> Work to do
Locate the string "March" in the listing below. Copy every line where it is found.

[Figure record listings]
........

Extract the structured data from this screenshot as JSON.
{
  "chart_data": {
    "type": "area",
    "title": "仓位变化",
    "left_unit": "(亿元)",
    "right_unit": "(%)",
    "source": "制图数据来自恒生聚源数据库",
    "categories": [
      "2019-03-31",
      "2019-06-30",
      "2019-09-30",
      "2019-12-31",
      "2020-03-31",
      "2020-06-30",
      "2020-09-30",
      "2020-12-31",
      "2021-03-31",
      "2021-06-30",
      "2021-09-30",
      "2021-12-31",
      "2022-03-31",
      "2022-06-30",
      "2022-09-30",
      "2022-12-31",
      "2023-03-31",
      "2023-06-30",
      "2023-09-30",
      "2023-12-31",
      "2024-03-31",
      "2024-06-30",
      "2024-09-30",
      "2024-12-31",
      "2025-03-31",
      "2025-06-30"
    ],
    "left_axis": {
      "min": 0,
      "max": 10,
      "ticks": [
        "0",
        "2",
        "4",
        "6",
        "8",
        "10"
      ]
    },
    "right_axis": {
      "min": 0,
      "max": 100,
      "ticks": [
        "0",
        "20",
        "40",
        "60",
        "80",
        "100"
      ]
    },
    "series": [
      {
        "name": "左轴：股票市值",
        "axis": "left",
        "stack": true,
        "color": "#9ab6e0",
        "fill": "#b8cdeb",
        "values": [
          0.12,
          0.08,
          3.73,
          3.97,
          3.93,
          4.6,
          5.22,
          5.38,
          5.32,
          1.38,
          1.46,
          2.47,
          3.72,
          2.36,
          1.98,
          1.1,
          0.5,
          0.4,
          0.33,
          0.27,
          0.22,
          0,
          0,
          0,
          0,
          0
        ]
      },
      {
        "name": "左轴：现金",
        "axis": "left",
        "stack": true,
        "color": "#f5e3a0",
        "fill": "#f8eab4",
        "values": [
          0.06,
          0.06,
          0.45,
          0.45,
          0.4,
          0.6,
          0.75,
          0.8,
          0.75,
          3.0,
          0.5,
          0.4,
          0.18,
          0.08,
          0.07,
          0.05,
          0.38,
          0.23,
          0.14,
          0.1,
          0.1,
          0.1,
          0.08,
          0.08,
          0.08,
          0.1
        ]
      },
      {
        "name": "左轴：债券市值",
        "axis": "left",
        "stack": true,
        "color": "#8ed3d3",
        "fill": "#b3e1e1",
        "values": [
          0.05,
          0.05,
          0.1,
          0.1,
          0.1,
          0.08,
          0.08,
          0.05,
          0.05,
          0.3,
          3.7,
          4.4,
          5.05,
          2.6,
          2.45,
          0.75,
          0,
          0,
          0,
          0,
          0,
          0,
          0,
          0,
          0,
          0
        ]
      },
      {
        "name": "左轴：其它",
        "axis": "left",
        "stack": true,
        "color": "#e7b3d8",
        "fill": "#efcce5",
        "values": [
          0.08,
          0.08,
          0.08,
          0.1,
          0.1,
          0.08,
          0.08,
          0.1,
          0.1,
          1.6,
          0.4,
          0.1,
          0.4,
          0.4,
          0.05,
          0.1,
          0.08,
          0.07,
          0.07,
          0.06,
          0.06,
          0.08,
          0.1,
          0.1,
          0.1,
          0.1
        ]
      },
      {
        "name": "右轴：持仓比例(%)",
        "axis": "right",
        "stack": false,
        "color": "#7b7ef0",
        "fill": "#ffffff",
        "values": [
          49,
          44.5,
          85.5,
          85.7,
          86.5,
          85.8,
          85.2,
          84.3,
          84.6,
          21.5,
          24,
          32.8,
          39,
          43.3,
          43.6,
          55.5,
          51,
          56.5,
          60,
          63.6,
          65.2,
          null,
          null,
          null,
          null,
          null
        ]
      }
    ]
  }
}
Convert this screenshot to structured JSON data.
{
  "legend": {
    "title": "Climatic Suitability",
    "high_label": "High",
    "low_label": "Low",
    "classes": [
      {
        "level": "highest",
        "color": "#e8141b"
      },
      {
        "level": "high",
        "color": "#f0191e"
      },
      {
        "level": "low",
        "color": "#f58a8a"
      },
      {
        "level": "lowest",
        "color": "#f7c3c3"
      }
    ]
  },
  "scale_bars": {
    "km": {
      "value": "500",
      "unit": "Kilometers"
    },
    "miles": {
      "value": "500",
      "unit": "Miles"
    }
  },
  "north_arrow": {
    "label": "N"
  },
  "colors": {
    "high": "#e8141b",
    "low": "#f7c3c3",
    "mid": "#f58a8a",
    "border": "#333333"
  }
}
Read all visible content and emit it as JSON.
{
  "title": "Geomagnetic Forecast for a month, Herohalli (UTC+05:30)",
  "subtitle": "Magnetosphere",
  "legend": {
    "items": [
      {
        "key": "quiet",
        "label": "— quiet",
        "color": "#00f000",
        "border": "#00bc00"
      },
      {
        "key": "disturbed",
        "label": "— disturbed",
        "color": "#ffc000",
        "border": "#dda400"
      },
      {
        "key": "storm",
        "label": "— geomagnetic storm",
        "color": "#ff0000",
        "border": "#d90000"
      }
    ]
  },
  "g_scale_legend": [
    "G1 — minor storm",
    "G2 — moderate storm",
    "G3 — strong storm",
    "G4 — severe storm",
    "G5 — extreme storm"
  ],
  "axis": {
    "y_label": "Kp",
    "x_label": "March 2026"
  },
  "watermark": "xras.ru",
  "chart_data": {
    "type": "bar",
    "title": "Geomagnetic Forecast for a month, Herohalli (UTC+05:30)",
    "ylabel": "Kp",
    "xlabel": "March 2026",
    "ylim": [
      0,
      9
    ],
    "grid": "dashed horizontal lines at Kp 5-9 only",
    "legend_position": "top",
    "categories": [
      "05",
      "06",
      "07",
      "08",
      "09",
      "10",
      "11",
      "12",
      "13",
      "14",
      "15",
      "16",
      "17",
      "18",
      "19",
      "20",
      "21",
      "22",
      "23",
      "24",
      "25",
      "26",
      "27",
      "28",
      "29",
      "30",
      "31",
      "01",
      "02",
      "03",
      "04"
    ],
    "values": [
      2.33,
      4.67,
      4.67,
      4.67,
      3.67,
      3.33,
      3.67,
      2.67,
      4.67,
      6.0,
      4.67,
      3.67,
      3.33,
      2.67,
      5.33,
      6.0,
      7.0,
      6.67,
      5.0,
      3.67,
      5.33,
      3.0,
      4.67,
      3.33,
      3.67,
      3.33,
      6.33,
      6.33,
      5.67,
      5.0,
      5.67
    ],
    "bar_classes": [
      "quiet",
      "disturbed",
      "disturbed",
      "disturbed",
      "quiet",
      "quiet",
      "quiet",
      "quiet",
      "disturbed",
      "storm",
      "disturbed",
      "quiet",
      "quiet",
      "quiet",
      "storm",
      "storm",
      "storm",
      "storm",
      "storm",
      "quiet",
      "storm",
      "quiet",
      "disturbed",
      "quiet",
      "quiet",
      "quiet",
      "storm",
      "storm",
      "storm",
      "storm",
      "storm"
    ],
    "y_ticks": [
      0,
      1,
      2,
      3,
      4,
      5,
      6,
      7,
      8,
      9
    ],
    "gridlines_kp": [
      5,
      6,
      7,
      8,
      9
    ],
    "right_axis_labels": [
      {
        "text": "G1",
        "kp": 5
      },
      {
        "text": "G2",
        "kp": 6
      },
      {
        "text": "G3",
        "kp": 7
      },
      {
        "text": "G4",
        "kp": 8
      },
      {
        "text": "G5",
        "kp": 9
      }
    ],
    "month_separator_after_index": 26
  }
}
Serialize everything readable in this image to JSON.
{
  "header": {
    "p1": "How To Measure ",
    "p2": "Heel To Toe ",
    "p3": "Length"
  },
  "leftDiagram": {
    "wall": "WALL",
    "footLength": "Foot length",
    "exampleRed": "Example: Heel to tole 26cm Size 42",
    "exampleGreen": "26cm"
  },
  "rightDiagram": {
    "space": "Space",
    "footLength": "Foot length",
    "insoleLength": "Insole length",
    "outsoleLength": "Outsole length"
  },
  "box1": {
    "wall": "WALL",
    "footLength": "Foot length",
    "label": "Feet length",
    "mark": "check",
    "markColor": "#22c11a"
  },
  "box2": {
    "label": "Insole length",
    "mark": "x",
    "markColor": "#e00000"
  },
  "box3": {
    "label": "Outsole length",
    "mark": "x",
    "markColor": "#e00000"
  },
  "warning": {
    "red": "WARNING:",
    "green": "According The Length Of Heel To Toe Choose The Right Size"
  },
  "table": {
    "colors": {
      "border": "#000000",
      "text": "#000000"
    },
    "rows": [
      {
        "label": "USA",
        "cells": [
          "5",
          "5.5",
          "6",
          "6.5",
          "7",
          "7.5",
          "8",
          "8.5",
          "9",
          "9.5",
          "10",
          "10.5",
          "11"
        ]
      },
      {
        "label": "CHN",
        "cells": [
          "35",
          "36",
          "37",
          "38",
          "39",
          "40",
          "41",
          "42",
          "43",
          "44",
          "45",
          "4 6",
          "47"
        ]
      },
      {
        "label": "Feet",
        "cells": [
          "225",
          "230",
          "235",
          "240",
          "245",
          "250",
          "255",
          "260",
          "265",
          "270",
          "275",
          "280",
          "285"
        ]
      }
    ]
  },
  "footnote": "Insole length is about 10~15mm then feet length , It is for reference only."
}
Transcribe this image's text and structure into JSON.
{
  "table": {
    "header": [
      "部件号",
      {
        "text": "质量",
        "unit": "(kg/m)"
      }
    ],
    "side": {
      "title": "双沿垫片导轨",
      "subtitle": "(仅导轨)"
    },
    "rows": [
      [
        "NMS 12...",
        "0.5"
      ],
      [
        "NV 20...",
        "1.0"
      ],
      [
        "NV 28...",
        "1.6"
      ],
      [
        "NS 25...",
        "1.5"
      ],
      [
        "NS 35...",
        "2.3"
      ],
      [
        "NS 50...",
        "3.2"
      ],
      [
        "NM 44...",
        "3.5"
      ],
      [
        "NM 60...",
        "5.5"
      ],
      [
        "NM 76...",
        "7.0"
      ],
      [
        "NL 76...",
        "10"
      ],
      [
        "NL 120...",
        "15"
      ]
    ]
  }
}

........

> The response
    "x_label": "March 2026"
    "xlabel": "March 2026",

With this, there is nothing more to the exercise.